╭─ Information supplied

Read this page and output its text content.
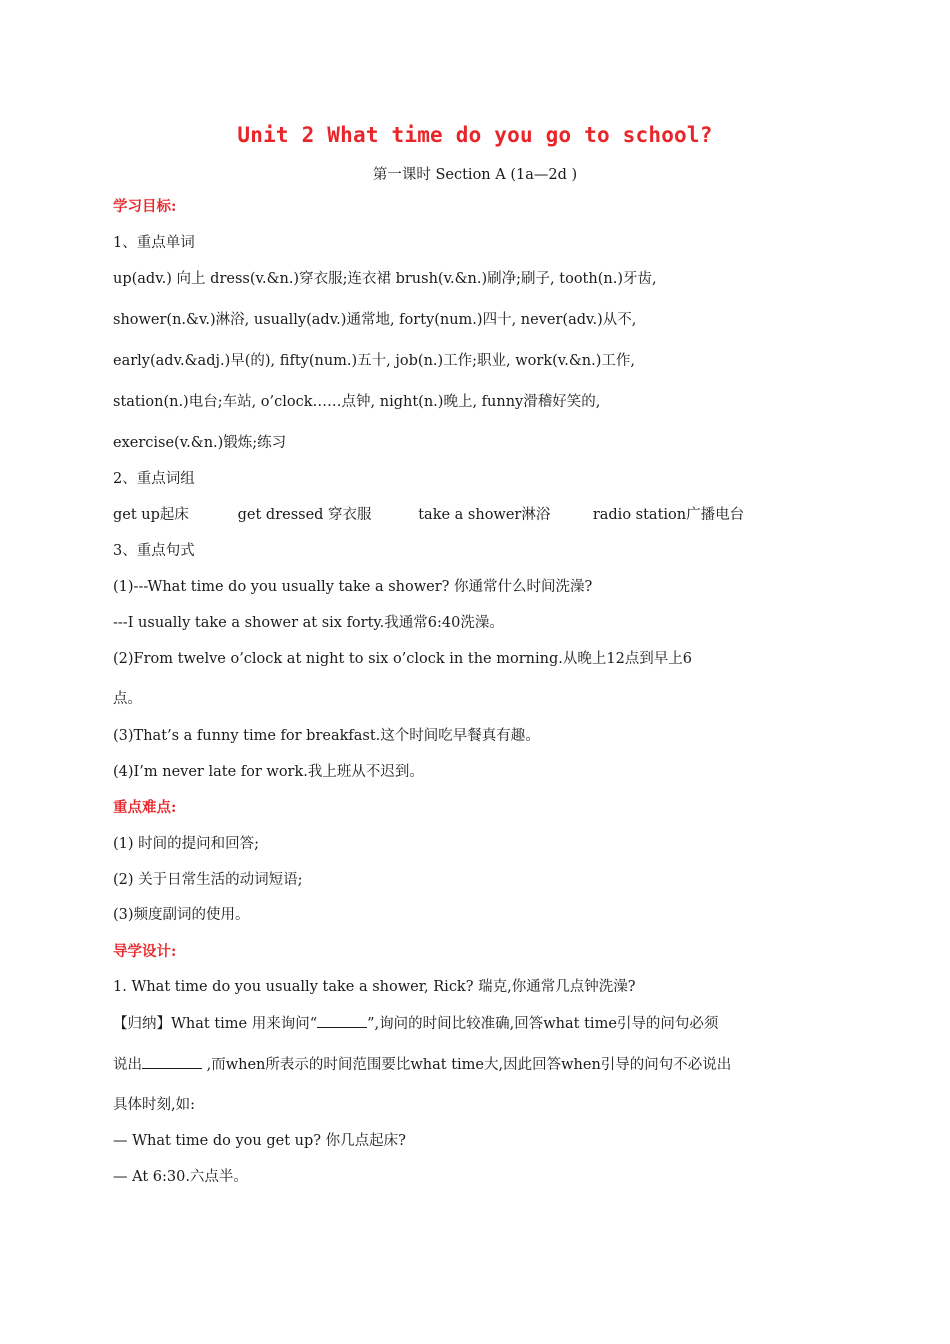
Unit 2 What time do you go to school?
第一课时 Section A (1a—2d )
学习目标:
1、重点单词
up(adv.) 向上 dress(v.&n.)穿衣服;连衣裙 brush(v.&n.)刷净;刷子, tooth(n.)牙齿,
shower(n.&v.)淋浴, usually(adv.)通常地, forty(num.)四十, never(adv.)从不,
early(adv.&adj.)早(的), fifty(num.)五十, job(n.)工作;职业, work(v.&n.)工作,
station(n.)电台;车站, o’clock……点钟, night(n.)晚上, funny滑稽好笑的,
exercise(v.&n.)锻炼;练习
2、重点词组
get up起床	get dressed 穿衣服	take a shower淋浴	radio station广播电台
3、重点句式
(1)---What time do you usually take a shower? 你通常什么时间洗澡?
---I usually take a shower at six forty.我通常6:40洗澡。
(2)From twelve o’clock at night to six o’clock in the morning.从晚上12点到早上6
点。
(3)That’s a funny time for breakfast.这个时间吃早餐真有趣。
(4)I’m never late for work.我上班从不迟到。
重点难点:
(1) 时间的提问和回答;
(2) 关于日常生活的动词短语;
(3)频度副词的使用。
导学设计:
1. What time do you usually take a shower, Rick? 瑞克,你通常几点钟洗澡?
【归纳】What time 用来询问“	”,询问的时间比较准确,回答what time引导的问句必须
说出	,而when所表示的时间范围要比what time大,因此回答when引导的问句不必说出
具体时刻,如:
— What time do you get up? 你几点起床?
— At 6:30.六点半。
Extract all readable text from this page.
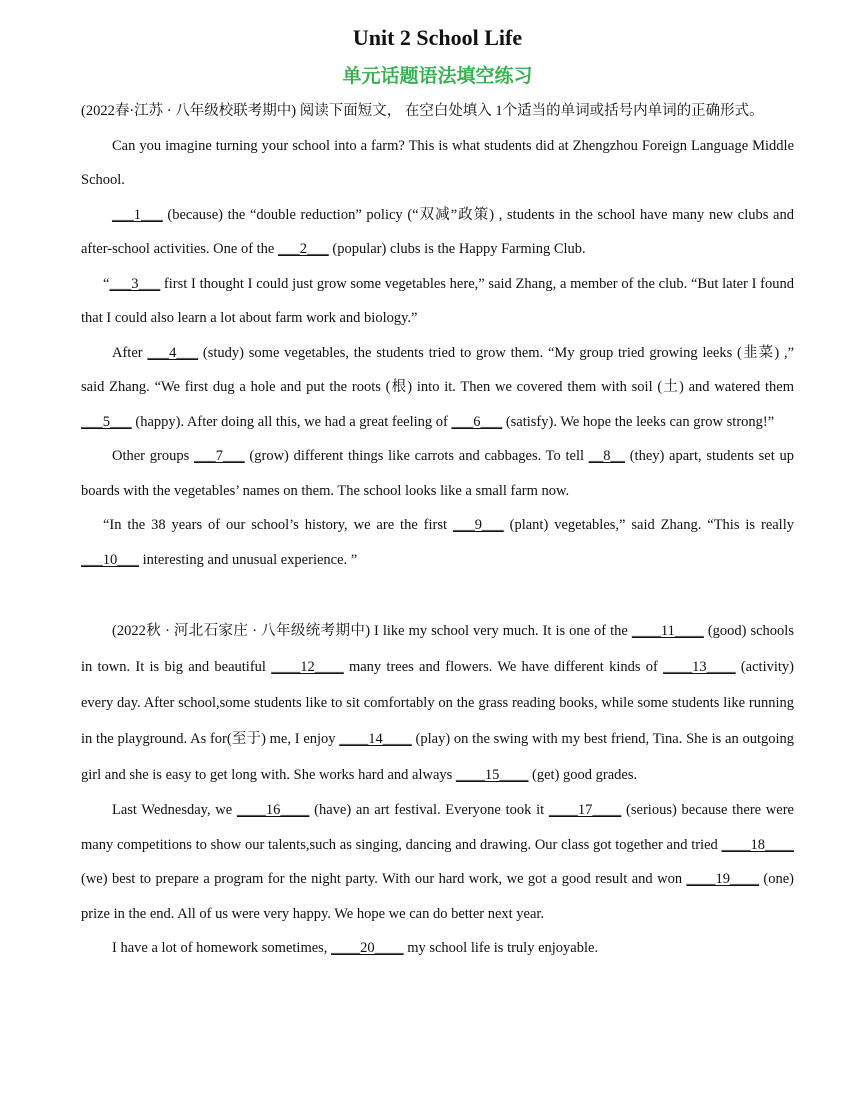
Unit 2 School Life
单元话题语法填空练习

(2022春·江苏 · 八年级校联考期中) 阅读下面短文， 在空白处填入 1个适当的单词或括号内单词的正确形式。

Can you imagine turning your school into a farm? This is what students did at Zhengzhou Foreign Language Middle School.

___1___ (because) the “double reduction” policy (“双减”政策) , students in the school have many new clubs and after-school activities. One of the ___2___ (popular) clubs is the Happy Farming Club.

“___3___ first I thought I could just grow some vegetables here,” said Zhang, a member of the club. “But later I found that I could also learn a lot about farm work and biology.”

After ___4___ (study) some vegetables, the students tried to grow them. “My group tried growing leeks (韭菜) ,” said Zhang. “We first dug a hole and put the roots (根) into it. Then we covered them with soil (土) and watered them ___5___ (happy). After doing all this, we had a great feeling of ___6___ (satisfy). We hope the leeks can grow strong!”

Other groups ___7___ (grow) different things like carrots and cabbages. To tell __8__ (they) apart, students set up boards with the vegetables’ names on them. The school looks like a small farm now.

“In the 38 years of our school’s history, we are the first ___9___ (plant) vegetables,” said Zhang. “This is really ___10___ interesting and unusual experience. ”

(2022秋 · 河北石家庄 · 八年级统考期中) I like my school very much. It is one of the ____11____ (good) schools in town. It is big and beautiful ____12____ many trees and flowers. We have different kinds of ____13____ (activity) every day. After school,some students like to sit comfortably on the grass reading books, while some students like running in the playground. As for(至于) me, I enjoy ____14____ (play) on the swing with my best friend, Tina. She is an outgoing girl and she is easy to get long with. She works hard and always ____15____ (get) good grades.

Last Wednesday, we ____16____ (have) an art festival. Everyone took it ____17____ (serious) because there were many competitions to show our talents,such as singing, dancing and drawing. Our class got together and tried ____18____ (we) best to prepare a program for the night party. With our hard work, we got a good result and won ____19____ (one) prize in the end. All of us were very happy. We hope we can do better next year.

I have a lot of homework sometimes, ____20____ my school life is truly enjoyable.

╰─

• [Given request]
Go through the material and copy out every line with "Unit" in it.

• [Task output]
Unit 2 What time do you go to school?
Unit 2 School Life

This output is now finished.